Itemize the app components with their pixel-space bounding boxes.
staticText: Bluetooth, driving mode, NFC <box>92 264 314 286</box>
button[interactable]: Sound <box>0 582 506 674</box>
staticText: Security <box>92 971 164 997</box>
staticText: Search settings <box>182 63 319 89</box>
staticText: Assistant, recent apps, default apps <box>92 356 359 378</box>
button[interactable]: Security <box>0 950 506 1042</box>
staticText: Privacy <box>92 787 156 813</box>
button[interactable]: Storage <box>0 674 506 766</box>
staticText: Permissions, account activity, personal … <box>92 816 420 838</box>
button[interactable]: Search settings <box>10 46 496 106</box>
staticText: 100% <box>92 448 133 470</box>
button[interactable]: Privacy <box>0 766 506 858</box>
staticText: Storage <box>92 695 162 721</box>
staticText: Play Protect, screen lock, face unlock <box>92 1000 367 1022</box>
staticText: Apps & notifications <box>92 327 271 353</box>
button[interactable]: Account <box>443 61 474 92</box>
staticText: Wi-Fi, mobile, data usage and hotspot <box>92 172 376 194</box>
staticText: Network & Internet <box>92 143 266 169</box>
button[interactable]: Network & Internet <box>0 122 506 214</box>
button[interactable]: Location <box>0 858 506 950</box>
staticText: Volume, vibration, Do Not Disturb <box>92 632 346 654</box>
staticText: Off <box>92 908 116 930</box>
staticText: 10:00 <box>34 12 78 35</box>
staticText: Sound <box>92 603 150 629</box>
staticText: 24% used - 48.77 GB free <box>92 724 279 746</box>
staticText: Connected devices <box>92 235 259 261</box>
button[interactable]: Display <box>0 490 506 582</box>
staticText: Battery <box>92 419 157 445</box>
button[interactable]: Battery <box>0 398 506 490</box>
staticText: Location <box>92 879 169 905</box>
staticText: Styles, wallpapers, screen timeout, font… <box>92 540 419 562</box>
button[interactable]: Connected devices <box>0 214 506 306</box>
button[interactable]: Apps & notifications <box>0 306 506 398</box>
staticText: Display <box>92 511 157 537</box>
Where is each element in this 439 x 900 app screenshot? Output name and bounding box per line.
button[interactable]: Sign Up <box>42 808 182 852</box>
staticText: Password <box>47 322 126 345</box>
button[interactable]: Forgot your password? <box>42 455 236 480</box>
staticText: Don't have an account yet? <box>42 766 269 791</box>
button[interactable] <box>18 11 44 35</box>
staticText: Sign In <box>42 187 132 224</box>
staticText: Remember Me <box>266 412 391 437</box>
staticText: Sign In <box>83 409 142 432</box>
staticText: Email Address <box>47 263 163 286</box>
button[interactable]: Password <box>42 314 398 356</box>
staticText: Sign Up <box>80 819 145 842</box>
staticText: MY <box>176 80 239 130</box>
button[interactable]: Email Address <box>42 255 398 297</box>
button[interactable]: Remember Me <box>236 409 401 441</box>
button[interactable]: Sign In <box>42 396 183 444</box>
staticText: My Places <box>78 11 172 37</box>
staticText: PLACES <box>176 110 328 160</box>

- - - - -

## GIVEN PROBLEM
Update the items starting at the first line and ending at the line containing "staticText: Connected devices" by replacing "Storage" with "Memory" throughout, keeping everything else unchanged.

## FULL OUTPUT
Itemize the app components with their pixel-space bounding boxes.
staticText: Bluetooth, driving mode, NFC <box>92 264 314 286</box>
button[interactable]: Sound <box>0 582 506 674</box>
staticText: Security <box>92 971 164 997</box>
staticText: Search settings <box>182 63 319 89</box>
staticText: Assistant, recent apps, default apps <box>92 356 359 378</box>
button[interactable]: Security <box>0 950 506 1042</box>
staticText: Privacy <box>92 787 156 813</box>
button[interactable]: Memory <box>0 674 506 766</box>
staticText: Permissions, account activity, personal … <box>92 816 420 838</box>
button[interactable]: Search settings <box>10 46 496 106</box>
staticText: 100% <box>92 448 133 470</box>
button[interactable]: Privacy <box>0 766 506 858</box>
staticText: Memory <box>92 695 162 721</box>
staticText: Play Protect, screen lock, face unlock <box>92 1000 367 1022</box>
staticText: Apps & notifications <box>92 327 271 353</box>
button[interactable]: Account <box>443 61 474 92</box>
staticText: Wi-Fi, mobile, data usage and hotspot <box>92 172 376 194</box>
staticText: Network & Internet <box>92 143 266 169</box>
button[interactable]: Network & Internet <box>0 122 506 214</box>
button[interactable]: Location <box>0 858 506 950</box>
staticText: Volume, vibration, Do Not Disturb <box>92 632 346 654</box>
staticText: Off <box>92 908 116 930</box>
staticText: 10:00 <box>34 12 78 35</box>
staticText: Sound <box>92 603 150 629</box>
staticText: 24% used - 48.77 GB free <box>92 724 279 746</box>
staticText: Connected devices <box>92 235 259 261</box>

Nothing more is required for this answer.